Records from a collection
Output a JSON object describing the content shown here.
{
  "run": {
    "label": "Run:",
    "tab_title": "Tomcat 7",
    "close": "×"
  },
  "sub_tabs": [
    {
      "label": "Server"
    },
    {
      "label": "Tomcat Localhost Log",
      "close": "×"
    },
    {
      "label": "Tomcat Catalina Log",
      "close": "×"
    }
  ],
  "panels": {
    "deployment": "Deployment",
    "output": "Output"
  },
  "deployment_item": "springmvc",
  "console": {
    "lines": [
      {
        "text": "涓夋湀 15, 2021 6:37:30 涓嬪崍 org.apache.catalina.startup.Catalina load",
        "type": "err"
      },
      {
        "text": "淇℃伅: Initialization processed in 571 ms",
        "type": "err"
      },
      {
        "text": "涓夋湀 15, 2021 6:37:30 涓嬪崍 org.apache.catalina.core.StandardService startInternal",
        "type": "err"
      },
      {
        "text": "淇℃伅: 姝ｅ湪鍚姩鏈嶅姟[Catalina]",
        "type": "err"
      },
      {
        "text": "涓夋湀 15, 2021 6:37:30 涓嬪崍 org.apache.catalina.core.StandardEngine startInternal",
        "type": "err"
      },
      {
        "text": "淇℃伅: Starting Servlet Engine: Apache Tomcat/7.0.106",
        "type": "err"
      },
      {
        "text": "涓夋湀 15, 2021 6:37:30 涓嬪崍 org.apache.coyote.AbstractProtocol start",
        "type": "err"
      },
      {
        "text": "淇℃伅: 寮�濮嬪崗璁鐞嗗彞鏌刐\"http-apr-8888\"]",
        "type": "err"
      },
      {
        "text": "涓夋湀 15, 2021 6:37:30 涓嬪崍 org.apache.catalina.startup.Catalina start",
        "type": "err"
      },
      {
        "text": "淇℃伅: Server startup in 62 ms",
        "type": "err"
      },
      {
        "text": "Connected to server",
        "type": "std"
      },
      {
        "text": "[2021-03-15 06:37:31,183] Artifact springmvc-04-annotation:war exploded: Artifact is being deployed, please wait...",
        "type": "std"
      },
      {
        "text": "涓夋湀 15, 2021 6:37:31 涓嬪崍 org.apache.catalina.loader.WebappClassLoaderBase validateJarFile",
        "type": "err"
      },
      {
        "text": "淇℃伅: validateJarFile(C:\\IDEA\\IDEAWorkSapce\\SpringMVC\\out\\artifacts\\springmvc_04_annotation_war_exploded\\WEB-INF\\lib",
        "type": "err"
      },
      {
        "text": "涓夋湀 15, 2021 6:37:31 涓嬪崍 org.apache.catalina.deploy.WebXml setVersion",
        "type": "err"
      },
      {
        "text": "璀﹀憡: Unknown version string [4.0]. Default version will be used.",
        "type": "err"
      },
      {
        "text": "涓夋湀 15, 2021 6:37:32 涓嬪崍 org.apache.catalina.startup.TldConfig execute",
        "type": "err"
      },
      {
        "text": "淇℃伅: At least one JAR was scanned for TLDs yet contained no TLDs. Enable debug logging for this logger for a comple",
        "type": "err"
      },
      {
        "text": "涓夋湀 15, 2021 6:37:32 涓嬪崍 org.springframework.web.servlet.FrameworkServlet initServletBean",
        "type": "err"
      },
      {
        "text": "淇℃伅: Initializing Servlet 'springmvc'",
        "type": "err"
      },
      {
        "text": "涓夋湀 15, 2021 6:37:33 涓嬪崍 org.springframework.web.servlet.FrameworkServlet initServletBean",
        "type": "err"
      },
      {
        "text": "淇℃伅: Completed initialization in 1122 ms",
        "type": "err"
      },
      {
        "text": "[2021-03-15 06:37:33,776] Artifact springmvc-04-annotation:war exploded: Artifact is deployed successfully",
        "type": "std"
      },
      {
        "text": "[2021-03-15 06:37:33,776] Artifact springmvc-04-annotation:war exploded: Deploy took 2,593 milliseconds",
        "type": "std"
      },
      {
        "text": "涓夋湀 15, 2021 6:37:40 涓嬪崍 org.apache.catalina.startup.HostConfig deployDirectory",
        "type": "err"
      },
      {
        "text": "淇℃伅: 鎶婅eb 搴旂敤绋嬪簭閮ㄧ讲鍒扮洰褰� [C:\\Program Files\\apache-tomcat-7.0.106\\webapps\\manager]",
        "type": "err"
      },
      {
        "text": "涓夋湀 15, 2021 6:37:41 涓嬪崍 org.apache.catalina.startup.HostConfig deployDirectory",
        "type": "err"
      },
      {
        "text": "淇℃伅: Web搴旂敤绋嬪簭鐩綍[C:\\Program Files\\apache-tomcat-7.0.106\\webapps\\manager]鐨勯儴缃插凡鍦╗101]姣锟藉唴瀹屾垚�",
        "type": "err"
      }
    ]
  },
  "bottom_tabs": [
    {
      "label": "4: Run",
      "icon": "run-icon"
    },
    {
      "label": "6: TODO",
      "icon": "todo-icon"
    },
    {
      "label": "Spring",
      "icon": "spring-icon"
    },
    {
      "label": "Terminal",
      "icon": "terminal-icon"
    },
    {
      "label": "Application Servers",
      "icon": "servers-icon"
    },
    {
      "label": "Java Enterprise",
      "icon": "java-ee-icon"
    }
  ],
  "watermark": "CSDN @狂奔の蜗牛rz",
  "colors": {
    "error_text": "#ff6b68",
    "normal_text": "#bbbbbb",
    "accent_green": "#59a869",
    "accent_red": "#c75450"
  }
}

### [Written problem]
Copy out each line of the records that holds the string "HostConfig".

### [Task result]
        "text": "涓夋湀 15, 2021 6:37:40 涓嬪崍 org.apache.catalina.startup.HostConfig deployDirectory",
        "text": "涓夋湀 15, 2021 6:37:41 涓嬪崍 org.apache.catalina.startup.HostConfig deployDirectory",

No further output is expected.